-------- Dataset extract

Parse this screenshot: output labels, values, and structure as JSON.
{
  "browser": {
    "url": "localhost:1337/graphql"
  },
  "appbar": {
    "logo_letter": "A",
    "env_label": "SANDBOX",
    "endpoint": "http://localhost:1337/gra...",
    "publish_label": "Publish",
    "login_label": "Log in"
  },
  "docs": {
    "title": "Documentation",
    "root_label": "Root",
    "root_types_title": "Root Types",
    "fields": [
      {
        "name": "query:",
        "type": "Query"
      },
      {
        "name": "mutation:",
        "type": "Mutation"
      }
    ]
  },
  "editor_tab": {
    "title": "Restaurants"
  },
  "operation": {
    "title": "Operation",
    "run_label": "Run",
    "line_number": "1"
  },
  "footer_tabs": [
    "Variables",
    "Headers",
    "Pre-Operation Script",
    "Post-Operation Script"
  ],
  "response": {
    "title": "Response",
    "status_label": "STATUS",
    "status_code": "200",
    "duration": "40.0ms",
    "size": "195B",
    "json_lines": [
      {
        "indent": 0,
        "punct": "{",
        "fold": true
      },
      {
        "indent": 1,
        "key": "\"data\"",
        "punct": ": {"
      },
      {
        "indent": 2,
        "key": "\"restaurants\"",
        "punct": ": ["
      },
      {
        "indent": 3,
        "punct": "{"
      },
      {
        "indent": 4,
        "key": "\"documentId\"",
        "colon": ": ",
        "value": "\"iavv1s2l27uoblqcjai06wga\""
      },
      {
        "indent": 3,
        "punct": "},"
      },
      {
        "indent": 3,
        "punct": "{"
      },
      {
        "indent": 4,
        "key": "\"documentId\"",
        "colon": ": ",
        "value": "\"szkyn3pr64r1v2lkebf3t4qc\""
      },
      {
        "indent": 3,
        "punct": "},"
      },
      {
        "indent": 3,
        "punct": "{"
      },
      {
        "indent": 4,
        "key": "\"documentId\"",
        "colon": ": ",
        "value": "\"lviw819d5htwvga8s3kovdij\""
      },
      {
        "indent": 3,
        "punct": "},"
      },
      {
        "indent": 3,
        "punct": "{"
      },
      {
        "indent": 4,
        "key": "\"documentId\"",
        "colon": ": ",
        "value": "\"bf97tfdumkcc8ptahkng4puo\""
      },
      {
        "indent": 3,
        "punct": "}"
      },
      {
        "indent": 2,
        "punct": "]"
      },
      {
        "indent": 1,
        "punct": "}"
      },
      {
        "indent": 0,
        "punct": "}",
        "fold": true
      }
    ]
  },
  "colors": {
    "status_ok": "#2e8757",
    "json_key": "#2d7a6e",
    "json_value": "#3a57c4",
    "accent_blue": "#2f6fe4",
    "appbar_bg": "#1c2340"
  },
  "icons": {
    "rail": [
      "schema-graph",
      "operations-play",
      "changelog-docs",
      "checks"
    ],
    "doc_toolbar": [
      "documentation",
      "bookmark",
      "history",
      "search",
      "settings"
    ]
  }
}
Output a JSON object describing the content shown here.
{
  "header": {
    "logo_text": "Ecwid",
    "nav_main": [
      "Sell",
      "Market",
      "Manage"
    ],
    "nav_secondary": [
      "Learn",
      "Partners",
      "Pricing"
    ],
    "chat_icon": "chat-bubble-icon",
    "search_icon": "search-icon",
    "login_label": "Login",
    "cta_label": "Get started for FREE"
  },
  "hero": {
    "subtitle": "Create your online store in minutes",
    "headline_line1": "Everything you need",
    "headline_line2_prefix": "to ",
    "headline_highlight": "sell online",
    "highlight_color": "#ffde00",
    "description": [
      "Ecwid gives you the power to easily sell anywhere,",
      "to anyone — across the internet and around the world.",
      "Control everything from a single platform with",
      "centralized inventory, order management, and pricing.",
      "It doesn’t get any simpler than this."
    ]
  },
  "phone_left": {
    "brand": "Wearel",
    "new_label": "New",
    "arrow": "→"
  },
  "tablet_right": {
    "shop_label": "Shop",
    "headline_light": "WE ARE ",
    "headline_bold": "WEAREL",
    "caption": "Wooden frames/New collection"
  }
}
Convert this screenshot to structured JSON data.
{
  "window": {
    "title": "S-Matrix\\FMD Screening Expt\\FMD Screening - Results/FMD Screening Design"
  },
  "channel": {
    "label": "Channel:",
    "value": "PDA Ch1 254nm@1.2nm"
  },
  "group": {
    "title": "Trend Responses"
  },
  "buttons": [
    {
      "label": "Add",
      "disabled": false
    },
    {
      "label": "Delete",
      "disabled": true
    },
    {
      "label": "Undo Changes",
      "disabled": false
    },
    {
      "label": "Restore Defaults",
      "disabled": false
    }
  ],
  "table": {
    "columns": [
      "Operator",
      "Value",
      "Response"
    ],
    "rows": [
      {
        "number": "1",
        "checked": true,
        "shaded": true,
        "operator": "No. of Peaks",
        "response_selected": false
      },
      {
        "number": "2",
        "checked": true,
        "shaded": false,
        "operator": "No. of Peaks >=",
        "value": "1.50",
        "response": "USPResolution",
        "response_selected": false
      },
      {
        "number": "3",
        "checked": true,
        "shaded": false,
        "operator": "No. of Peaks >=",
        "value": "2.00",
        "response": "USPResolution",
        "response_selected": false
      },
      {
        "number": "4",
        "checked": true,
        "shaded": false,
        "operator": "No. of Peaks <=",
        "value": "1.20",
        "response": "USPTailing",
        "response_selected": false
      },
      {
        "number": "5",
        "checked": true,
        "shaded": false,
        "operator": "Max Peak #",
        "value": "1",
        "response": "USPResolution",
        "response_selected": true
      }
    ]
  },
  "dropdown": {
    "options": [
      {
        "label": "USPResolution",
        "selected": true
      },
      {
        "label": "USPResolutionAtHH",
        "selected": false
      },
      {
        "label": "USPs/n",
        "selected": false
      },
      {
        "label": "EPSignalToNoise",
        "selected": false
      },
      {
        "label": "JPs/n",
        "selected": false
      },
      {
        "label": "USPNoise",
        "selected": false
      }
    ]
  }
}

----------------

## [Written request]
Write out the data exactly as it stands.

## [In response]
Parse this screenshot: output labels, values, and structure as JSON.
{
  "browser": {
    "url": "localhost:1337/graphql"
  },
  "appbar": {
    "logo_letter": "A",
    "env_label": "SANDBOX",
    "endpoint": "http://localhost:1337/gra...",
    "publish_label": "Publish",
    "login_label": "Log in"
  },
  "docs": {
    "title": "Documentation",
    "root_label": "Root",
    "root_types_title": "Root Types",
    "fields": [
      {
        "name": "query:",
        "type": "Query"
      },
      {
        "name": "mutation:",
        "type": "Mutation"
      }
    ]
  },
  "editor_tab": {
    "title": "Restaurants"
  },
  "operation": {
    "title": "Operation",
    "run_label": "Run",
    "line_number": "1"
  },
  "footer_tabs": [
    "Variables",
    "Headers",
    "Pre-Operation Script",
    "Post-Operation Script"
  ],
  "response": {
    "title": "Response",
    "status_label": "STATUS",
    "status_code": "200",
    "duration": "40.0ms",
    "size": "195B",
    "json_lines": [
      {
        "indent": 0,
        "punct": "{",
        "fold": true
      },
      {
        "indent": 1,
        "key": "\"data\"",
        "punct": ": {"
      },
      {
        "indent": 2,
        "key": "\"restaurants\"",
        "punct": ": ["
      },
      {
        "indent": 3,
        "punct": "{"
      },
      {
        "indent": 4,
        "key": "\"documentId\"",
        "colon": ": ",
        "value": "\"iavv1s2l27uoblqcjai06wga\""
      },
      {
        "indent": 3,
        "punct": "},"
      },
      {
        "indent": 3,
        "punct": "{"
      },
      {
        "indent": 4,
        "key": "\"documentId\"",
        "colon": ": ",
        "value": "\"szkyn3pr64r1v2lkebf3t4qc\""
      },
      {
        "indent": 3,
        "punct": "},"
      },
      {
        "indent": 3,
        "punct": "{"
      },
      {
        "indent": 4,
        "key": "\"documentId\"",
        "colon": ": ",
        "value": "\"lviw819d5htwvga8s3kovdij\""
      },
      {
        "indent": 3,
        "punct": "},"
      },
      {
        "indent": 3,
        "punct": "{"
      },
      {
        "indent": 4,
        "key": "\"documentId\"",
        "colon": ": ",
        "value": "\"bf97tfdumkcc8ptahkng4puo\""
      },
      {
        "indent": 3,
        "punct": "}"
      },
      {
        "indent": 2,
        "punct": "]"
      },
      {
        "indent": 1,
        "punct": "}"
      },
      {
        "indent": 0,
        "punct": "}",
        "fold": true
      }
    ]
  },
  "colors": {
    "status_ok": "#2e8757",
    "json_key": "#2d7a6e",
    "json_value": "#3a57c4",
    "accent_blue": "#2f6fe4",
    "appbar_bg": "#1c2340"
  },
  "icons": {
    "rail": [
      "schema-graph",
      "operations-play",
      "changelog-docs",
      "checks"
    ],
    "doc_toolbar": [
      "documentation",
      "bookmark",
      "history",
      "search",
      "settings"
    ]
  }
}
Output a JSON object describing the content shown here.
{
  "header": {
    "logo_text": "Ecwid",
    "nav_main": [
      "Sell",
      "Market",
      "Manage"
    ],
    "nav_secondary": [
      "Learn",
      "Partners",
      "Pricing"
    ],
    "chat_icon": "chat-bubble-icon",
    "search_icon": "search-icon",
    "login_label": "Login",
    "cta_label": "Get started for FREE"
  },
  "hero": {
    "subtitle": "Create your online store in minutes",
    "headline_line1": "Everything you need",
    "headline_line2_prefix": "to ",
    "headline_highlight": "sell online",
    "highlight_color": "#ffde00",
    "description": [
      "Ecwid gives you the power to easily sell anywhere,",
      "to anyone — across the internet and around the world.",
      "Control everything from a single platform with",
      "centralized inventory, order management, and pricing.",
      "It doesn’t get any simpler than this."
    ]
  },
  "phone_left": {
    "brand": "Wearel",
    "new_label": "New",
    "arrow": "→"
  },
  "tablet_right": {
    "shop_label": "Shop",
    "headline_light": "WE ARE ",
    "headline_bold": "WEAREL",
    "caption": "Wooden frames/New collection"
  }
}
Convert this screenshot to structured JSON data.
{
  "window": {
    "title": "S-Matrix\\FMD Screening Expt\\FMD Screening - Results/FMD Screening Design"
  },
  "channel": {
    "label": "Channel:",
    "value": "PDA Ch1 254nm@1.2nm"
  },
  "group": {
    "title": "Trend Responses"
  },
  "buttons": [
    {
      "label": "Add",
      "disabled": false
    },
    {
      "label": "Delete",
      "disabled": true
    },
    {
      "label": "Undo Changes",
      "disabled": false
    },
    {
      "label": "Restore Defaults",
      "disabled": false
    }
  ],
  "table": {
    "columns": [
      "Operator",
      "Value",
      "Response"
    ],
    "rows": [
      {
        "number": "1",
        "checked": true,
        "shaded": true,
        "operator": "No. of Peaks",
        "response_selected": false
      },
      {
        "number": "2",
        "checked": true,
        "shaded": false,
        "operator": "No. of Peaks >=",
        "value": "1.50",
        "response": "USPResolution",
        "response_selected": false
      },
      {
        "number": "3",
        "checked": true,
        "shaded": false,
        "operator": "No. of Peaks >=",
        "value": "2.00",
        "response": "USPResolution",
        "response_selected": false
      },
      {
        "number": "4",
        "checked": true,
        "shaded": false,
        "operator": "No. of Peaks <=",
        "value": "1.20",
        "response": "USPTailing",
        "response_selected": false
      },
      {
        "number": "5",
        "checked": true,
        "shaded": false,
        "operator": "Max Peak #",
        "value": "1",
        "response": "USPResolution",
        "response_selected": true
      }
    ]
  },
  "dropdown": {
    "options": [
      {
        "label": "USPResolution",
        "selected": true
      },
      {
        "label": "USPResolutionAtHH",
        "selected": false
      },
      {
        "label": "USPs/n",
        "selected": false
      },
      {
        "label": "EPSignalToNoise",
        "selected": false
      },
      {
        "label": "JPs/n",
        "selected": false
      },
      {
        "label": "USPNoise",
        "selected": false
      }
    ]
  }
}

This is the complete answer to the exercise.